A block of data:
******************************

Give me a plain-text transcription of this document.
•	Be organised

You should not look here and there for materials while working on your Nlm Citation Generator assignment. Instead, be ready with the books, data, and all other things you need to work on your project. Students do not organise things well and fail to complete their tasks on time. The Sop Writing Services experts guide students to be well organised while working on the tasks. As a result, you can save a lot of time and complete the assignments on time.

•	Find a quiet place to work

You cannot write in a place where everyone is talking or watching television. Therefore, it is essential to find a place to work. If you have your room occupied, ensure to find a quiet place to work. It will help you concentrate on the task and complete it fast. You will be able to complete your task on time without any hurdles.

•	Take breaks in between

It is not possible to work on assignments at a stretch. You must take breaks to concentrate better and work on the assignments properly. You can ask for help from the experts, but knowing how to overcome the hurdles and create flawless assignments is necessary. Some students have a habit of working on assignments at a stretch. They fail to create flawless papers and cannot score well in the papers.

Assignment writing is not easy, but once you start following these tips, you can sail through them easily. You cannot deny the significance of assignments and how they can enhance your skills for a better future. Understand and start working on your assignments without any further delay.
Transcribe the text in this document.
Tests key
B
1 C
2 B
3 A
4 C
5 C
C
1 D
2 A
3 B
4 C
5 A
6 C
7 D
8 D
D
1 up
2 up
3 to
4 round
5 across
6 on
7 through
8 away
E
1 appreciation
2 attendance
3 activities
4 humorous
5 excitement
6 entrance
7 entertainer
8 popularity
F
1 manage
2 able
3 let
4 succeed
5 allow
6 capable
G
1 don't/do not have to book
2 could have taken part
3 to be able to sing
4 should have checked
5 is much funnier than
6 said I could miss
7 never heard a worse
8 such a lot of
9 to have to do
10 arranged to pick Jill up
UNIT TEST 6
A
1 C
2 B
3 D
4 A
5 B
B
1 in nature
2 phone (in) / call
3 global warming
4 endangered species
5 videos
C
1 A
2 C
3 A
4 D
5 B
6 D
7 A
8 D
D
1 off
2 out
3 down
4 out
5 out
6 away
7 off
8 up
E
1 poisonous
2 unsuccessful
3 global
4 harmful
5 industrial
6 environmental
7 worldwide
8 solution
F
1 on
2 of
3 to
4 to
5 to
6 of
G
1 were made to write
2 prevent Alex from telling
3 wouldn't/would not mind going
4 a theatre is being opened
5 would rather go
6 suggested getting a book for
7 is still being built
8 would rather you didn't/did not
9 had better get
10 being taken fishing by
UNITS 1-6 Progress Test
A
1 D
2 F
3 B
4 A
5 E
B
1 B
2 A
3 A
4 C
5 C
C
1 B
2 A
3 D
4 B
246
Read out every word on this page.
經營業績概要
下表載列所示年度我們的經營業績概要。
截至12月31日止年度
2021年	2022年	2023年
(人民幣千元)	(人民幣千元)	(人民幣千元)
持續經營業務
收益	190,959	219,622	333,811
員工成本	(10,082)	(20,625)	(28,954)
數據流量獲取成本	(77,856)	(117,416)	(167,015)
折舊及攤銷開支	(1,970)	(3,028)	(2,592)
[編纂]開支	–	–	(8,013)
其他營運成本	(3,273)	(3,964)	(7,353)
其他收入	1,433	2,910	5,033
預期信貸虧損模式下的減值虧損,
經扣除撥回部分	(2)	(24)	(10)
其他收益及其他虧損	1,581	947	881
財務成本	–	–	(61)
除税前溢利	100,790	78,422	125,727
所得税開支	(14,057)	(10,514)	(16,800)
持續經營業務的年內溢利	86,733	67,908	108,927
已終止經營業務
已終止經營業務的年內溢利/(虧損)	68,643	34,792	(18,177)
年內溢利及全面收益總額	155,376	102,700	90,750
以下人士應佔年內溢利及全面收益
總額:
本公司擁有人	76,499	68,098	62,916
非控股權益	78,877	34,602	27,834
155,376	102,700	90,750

******************************

All lines from the one with "Read out every word on this page." through the final line above are to be quoted exactly; quote no other line.

Read out every word on this page.
經營業績概要
下表載列所示年度我們的經營業績概要。
截至12月31日止年度
2021年	2022年	2023年
(人民幣千元)	(人民幣千元)	(人民幣千元)
持續經營業務
收益	190,959	219,622	333,811
員工成本	(10,082)	(20,625)	(28,954)
數據流量獲取成本	(77,856)	(117,416)	(167,015)
折舊及攤銷開支	(1,970)	(3,028)	(2,592)
[編纂]開支	–	–	(8,013)
其他營運成本	(3,273)	(3,964)	(7,353)
其他收入	1,433	2,910	5,033
預期信貸虧損模式下的減值虧損,
經扣除撥回部分	(2)	(24)	(10)
其他收益及其他虧損	1,581	947	881
財務成本	–	–	(61)
除税前溢利	100,790	78,422	125,727
所得税開支	(14,057)	(10,514)	(16,800)
持續經營業務的年內溢利	86,733	67,908	108,927
已終止經營業務
已終止經營業務的年內溢利/(虧損)	68,643	34,792	(18,177)
年內溢利及全面收益總額	155,376	102,700	90,750
以下人士應佔年內溢利及全面收益
總額:
本公司擁有人	76,499	68,098	62,916
非控股權益	78,877	34,602	27,834
155,376	102,700	90,750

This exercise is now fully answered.